What to work on: Of all the lines in this data, how many include "различного"? Respond with the number only.

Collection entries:
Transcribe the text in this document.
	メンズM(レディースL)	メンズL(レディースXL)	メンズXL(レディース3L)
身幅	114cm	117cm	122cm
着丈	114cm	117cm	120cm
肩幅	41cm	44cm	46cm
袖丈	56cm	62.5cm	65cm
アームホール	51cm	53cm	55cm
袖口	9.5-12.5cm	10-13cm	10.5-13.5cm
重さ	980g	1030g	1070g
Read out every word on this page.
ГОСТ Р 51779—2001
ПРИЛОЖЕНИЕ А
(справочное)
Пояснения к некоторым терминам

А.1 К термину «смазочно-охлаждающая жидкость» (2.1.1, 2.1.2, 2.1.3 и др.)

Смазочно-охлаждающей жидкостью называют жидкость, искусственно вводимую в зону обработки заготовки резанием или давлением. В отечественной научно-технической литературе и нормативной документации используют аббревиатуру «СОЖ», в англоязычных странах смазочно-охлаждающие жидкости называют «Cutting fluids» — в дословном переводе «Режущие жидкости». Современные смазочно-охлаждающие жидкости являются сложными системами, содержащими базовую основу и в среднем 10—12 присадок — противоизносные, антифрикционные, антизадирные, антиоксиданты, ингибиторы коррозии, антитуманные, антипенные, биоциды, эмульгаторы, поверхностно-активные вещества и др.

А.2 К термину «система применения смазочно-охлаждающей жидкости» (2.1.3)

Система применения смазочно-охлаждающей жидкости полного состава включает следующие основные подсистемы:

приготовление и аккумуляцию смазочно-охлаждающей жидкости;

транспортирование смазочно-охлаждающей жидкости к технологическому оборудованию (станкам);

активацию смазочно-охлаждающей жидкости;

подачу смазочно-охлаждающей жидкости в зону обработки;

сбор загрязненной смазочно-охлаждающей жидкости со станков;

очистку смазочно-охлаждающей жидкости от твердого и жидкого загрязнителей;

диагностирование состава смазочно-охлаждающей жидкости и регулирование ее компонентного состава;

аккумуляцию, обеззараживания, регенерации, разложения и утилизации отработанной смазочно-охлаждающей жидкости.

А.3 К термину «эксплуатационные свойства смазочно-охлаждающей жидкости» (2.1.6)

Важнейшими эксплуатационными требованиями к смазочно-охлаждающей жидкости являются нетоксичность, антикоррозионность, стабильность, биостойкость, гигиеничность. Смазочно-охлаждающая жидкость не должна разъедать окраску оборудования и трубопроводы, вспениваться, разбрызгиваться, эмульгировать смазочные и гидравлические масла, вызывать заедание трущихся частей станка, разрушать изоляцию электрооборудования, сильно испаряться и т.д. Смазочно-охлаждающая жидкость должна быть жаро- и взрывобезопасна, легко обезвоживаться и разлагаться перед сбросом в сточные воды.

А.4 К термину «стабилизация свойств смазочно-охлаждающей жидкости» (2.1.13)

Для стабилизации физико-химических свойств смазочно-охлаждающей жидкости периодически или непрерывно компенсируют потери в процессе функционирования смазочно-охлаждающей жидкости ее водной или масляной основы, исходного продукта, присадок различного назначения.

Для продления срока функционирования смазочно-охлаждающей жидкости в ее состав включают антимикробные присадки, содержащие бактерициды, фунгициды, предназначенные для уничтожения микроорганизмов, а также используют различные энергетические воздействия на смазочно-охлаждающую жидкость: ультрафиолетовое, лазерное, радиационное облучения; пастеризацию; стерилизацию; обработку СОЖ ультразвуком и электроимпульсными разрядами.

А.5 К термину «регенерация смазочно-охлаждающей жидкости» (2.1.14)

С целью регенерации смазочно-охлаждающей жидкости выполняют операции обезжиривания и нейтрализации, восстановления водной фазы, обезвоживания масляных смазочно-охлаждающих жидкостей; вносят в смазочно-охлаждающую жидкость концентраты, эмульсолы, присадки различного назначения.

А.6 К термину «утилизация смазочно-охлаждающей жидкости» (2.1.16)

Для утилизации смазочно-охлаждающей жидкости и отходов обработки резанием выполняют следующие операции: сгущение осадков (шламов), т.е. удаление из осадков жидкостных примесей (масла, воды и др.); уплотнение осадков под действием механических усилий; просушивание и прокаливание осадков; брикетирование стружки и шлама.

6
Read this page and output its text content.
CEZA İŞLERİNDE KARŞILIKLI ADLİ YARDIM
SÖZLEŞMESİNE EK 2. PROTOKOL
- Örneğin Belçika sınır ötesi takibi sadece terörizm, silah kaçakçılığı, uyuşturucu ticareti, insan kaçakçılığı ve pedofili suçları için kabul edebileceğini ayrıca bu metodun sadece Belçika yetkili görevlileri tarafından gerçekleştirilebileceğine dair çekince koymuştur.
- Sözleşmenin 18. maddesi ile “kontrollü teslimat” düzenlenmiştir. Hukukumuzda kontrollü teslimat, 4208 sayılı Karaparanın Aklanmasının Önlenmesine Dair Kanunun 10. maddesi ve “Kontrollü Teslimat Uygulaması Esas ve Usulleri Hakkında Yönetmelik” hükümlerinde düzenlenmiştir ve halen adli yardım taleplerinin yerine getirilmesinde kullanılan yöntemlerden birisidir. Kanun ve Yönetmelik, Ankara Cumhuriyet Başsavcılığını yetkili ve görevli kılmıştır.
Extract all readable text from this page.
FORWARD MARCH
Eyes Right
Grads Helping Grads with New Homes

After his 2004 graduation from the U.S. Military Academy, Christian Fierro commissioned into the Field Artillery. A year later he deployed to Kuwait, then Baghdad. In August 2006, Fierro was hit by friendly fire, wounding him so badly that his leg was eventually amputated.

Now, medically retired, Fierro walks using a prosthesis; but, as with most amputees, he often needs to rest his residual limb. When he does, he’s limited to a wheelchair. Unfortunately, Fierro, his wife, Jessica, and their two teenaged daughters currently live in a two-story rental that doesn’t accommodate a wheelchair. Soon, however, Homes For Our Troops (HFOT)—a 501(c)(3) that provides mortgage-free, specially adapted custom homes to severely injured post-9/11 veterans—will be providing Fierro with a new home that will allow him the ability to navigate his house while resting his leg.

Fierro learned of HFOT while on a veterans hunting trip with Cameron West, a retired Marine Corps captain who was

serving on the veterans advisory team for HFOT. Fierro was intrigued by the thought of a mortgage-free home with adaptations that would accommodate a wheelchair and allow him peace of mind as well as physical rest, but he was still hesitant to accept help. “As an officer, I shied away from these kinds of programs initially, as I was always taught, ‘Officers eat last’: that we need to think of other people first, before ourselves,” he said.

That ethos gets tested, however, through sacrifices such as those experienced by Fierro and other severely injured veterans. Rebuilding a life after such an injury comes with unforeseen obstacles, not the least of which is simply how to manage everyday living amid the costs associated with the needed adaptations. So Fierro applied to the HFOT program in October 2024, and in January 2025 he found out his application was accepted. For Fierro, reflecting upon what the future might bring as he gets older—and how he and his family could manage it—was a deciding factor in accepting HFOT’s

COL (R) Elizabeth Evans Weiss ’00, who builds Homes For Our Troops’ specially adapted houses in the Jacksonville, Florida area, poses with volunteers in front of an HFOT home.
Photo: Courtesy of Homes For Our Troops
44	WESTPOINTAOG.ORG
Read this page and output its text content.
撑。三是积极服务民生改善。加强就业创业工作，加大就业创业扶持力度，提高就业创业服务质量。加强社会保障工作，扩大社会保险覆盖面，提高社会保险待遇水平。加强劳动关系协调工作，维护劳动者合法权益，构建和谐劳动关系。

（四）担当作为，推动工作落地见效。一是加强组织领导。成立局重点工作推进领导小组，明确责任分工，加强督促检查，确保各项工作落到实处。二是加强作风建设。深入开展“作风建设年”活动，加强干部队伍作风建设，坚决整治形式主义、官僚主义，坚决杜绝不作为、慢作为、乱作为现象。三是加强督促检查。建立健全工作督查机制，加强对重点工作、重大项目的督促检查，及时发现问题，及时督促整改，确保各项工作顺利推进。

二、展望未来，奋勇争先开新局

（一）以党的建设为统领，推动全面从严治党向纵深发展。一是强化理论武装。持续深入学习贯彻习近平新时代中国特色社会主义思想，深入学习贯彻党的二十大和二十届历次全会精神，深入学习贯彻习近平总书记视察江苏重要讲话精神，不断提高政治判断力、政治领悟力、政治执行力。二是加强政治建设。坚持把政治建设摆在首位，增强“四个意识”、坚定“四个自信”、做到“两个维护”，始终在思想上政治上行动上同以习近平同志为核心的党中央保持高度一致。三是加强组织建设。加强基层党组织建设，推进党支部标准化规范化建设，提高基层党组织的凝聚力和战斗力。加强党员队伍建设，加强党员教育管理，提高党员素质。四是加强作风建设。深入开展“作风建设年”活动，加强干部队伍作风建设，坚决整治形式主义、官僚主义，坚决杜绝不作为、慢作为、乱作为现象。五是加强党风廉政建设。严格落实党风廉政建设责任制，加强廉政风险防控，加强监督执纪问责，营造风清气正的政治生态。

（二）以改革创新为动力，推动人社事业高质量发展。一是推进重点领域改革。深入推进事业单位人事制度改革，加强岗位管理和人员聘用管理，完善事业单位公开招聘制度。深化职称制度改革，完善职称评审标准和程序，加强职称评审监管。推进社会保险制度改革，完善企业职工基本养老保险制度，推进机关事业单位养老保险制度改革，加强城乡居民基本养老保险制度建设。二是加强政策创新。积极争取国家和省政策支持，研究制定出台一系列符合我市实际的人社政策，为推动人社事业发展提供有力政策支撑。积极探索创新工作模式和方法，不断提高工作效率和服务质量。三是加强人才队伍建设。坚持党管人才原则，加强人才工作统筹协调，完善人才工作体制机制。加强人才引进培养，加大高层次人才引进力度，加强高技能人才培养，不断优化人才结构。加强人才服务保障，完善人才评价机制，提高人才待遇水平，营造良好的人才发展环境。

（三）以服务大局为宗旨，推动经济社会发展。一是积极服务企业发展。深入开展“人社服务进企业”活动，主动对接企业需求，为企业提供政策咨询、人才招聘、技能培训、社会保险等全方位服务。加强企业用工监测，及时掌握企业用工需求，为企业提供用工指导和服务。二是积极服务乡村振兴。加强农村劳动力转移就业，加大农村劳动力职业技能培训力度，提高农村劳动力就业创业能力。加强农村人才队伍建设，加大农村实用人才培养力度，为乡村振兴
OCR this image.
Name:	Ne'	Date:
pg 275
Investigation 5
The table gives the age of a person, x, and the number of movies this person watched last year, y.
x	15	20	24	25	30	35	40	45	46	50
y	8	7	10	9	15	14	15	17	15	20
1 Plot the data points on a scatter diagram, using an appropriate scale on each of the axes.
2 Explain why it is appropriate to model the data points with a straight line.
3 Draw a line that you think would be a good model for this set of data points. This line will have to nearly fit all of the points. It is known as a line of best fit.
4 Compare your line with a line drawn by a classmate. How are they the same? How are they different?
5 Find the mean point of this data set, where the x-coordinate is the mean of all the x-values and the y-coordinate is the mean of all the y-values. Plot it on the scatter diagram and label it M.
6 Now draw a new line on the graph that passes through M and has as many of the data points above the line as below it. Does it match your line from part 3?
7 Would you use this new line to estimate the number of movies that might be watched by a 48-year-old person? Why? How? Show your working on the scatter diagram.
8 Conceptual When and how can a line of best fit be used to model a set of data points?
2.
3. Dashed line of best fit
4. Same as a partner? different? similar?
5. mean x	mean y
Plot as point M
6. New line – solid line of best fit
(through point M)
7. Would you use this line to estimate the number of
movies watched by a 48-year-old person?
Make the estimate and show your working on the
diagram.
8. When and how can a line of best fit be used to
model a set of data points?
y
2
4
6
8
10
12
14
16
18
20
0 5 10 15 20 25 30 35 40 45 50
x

Task answer: 2